Records from a data collection:
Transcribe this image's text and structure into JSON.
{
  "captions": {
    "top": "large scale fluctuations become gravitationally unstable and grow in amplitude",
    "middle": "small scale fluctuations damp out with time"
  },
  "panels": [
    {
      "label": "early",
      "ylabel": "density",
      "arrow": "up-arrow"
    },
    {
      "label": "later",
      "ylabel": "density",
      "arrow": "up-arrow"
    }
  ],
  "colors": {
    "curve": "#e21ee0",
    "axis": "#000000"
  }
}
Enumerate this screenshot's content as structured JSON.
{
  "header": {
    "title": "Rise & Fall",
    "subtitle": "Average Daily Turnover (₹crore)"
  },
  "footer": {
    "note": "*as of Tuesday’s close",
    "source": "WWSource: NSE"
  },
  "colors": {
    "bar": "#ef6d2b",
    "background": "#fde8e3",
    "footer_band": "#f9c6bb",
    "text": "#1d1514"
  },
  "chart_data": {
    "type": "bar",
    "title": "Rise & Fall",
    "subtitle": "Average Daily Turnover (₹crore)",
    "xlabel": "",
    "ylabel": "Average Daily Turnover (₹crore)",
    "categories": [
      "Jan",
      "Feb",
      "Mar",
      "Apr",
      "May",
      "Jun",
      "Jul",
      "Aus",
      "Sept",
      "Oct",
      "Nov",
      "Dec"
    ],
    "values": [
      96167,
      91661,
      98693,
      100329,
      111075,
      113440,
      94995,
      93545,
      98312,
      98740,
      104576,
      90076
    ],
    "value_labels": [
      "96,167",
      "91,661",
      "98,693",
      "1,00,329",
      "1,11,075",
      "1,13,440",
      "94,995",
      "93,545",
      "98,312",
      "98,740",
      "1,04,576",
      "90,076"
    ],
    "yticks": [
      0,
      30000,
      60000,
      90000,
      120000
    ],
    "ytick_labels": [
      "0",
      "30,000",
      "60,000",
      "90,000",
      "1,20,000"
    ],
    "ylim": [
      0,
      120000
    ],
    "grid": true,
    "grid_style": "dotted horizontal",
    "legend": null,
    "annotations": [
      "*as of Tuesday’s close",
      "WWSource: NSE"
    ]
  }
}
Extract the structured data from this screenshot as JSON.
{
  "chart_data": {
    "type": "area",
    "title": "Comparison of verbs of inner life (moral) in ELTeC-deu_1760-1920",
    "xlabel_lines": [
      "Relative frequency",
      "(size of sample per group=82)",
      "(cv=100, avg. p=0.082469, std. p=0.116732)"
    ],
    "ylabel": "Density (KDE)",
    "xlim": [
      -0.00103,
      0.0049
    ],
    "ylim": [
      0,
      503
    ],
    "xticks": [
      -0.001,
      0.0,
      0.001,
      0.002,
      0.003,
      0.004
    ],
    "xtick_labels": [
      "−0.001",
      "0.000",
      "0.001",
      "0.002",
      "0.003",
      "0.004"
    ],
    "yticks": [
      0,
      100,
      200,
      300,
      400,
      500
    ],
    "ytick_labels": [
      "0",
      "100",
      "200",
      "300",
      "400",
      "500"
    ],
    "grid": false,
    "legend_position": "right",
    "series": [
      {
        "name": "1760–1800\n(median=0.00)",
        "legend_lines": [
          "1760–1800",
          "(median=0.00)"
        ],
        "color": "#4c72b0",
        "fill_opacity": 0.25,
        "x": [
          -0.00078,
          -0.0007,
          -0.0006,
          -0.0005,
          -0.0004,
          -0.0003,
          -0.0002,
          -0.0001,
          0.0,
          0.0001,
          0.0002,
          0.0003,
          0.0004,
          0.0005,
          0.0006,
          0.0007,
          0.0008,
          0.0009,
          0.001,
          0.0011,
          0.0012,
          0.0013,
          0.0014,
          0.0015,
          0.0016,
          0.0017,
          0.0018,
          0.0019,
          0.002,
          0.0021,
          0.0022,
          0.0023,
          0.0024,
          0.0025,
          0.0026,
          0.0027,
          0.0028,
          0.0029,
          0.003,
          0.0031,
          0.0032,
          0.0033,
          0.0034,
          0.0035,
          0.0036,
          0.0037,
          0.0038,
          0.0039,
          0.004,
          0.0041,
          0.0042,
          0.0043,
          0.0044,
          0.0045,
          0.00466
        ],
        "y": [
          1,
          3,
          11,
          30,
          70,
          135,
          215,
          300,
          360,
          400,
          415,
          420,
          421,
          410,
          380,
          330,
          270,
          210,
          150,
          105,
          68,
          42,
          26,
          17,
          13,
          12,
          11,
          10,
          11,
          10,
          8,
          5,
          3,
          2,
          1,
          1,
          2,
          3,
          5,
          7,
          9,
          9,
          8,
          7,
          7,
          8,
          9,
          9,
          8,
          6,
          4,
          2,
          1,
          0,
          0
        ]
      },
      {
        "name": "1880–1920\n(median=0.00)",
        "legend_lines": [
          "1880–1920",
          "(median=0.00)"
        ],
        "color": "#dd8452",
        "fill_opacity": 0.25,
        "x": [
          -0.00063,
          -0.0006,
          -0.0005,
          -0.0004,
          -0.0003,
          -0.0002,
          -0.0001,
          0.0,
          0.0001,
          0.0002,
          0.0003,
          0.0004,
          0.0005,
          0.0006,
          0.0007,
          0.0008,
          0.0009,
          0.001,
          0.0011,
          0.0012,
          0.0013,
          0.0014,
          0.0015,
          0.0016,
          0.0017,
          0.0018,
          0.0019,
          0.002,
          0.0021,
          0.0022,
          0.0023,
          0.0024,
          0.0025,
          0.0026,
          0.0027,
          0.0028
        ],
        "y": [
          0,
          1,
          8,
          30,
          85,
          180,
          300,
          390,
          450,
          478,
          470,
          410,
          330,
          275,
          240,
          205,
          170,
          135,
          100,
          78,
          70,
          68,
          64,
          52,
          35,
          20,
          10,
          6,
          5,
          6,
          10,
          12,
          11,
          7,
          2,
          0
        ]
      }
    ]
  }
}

» Exercise requirements: Give the material above again, word for word.

» Output of the exercise:
Transcribe this image's text and structure into JSON.
{
  "captions": {
    "top": "large scale fluctuations become gravitationally unstable and grow in amplitude",
    "middle": "small scale fluctuations damp out with time"
  },
  "panels": [
    {
      "label": "early",
      "ylabel": "density",
      "arrow": "up-arrow"
    },
    {
      "label": "later",
      "ylabel": "density",
      "arrow": "up-arrow"
    }
  ],
  "colors": {
    "curve": "#e21ee0",
    "axis": "#000000"
  }
}
Enumerate this screenshot's content as structured JSON.
{
  "header": {
    "title": "Rise & Fall",
    "subtitle": "Average Daily Turnover (₹crore)"
  },
  "footer": {
    "note": "*as of Tuesday’s close",
    "source": "WWSource: NSE"
  },
  "colors": {
    "bar": "#ef6d2b",
    "background": "#fde8e3",
    "footer_band": "#f9c6bb",
    "text": "#1d1514"
  },
  "chart_data": {
    "type": "bar",
    "title": "Rise & Fall",
    "subtitle": "Average Daily Turnover (₹crore)",
    "xlabel": "",
    "ylabel": "Average Daily Turnover (₹crore)",
    "categories": [
      "Jan",
      "Feb",
      "Mar",
      "Apr",
      "May",
      "Jun",
      "Jul",
      "Aus",
      "Sept",
      "Oct",
      "Nov",
      "Dec"
    ],
    "values": [
      96167,
      91661,
      98693,
      100329,
      111075,
      113440,
      94995,
      93545,
      98312,
      98740,
      104576,
      90076
    ],
    "value_labels": [
      "96,167",
      "91,661",
      "98,693",
      "1,00,329",
      "1,11,075",
      "1,13,440",
      "94,995",
      "93,545",
      "98,312",
      "98,740",
      "1,04,576",
      "90,076"
    ],
    "yticks": [
      0,
      30000,
      60000,
      90000,
      120000
    ],
    "ytick_labels": [
      "0",
      "30,000",
      "60,000",
      "90,000",
      "1,20,000"
    ],
    "ylim": [
      0,
      120000
    ],
    "grid": true,
    "grid_style": "dotted horizontal",
    "legend": null,
    "annotations": [
      "*as of Tuesday’s close",
      "WWSource: NSE"
    ]
  }
}
Extract the structured data from this screenshot as JSON.
{
  "chart_data": {
    "type": "area",
    "title": "Comparison of verbs of inner life (moral) in ELTeC-deu_1760-1920",
    "xlabel_lines": [
      "Relative frequency",
      "(size of sample per group=82)",
      "(cv=100, avg. p=0.082469, std. p=0.116732)"
    ],
    "ylabel": "Density (KDE)",
    "xlim": [
      -0.00103,
      0.0049
    ],
    "ylim": [
      0,
      503
    ],
    "xticks": [
      -0.001,
      0.0,
      0.001,
      0.002,
      0.003,
      0.004
    ],
    "xtick_labels": [
      "−0.001",
      "0.000",
      "0.001",
      "0.002",
      "0.003",
      "0.004"
    ],
    "yticks": [
      0,
      100,
      200,
      300,
      400,
      500
    ],
    "ytick_labels": [
      "0",
      "100",
      "200",
      "300",
      "400",
      "500"
    ],
    "grid": false,
    "legend_position": "right",
    "series": [
      {
        "name": "1760–1800\n(median=0.00)",
        "legend_lines": [
          "1760–1800",
          "(median=0.00)"
        ],
        "color": "#4c72b0",
        "fill_opacity": 0.25,
        "x": [
          -0.00078,
          -0.0007,
          -0.0006,
          -0.0005,
          -0.0004,
          -0.0003,
          -0.0002,
          -0.0001,
          0.0,
          0.0001,
          0.0002,
          0.0003,
          0.0004,
          0.0005,
          0.0006,
          0.0007,
          0.0008,
          0.0009,
          0.001,
          0.0011,
          0.0012,
          0.0013,
          0.0014,
          0.0015,
          0.0016,
          0.0017,
          0.0018,
          0.0019,
          0.002,
          0.0021,
          0.0022,
          0.0023,
          0.0024,
          0.0025,
          0.0026,
          0.0027,
          0.0028,
          0.0029,
          0.003,
          0.0031,
          0.0032,
          0.0033,
          0.0034,
          0.0035,
          0.0036,
          0.0037,
          0.0038,
          0.0039,
          0.004,
          0.0041,
          0.0042,
          0.0043,
          0.0044,
          0.0045,
          0.00466
        ],
        "y": [
          1,
          3,
          11,
          30,
          70,
          135,
          215,
          300,
          360,
          400,
          415,
          420,
          421,
          410,
          380,
          330,
          270,
          210,
          150,
          105,
          68,
          42,
          26,
          17,
          13,
          12,
          11,
          10,
          11,
          10,
          8,
          5,
          3,
          2,
          1,
          1,
          2,
          3,
          5,
          7,
          9,
          9,
          8,
          7,
          7,
          8,
          9,
          9,
          8,
          6,
          4,
          2,
          1,
          0,
          0
        ]
      },
      {
        "name": "1880–1920\n(median=0.00)",
        "legend_lines": [
          "1880–1920",
          "(median=0.00)"
        ],
        "color": "#dd8452",
        "fill_opacity": 0.25,
        "x": [
          -0.00063,
          -0.0006,
          -0.0005,
          -0.0004,
          -0.0003,
          -0.0002,
          -0.0001,
          0.0,
          0.0001,
          0.0002,
          0.0003,
          0.0004,
          0.0005,
          0.0006,
          0.0007,
          0.0008,
          0.0009,
          0.001,
          0.0011,
          0.0012,
          0.0013,
          0.0014,
          0.0015,
          0.0016,
          0.0017,
          0.0018,
          0.0019,
          0.002,
          0.0021,
          0.0022,
          0.0023,
          0.0024,
          0.0025,
          0.0026,
          0.0027,
          0.0028
        ],
        "y": [
          0,
          1,
          8,
          30,
          85,
          180,
          300,
          390,
          450,
          478,
          470,
          410,
          330,
          275,
          240,
          205,
          170,
          135,
          100,
          78,
          70,
          68,
          64,
          52,
          35,
          20,
          10,
          6,
          5,
          6,
          10,
          12,
          11,
          7,
          2,
          0
        ]
      }
    ]
  }
}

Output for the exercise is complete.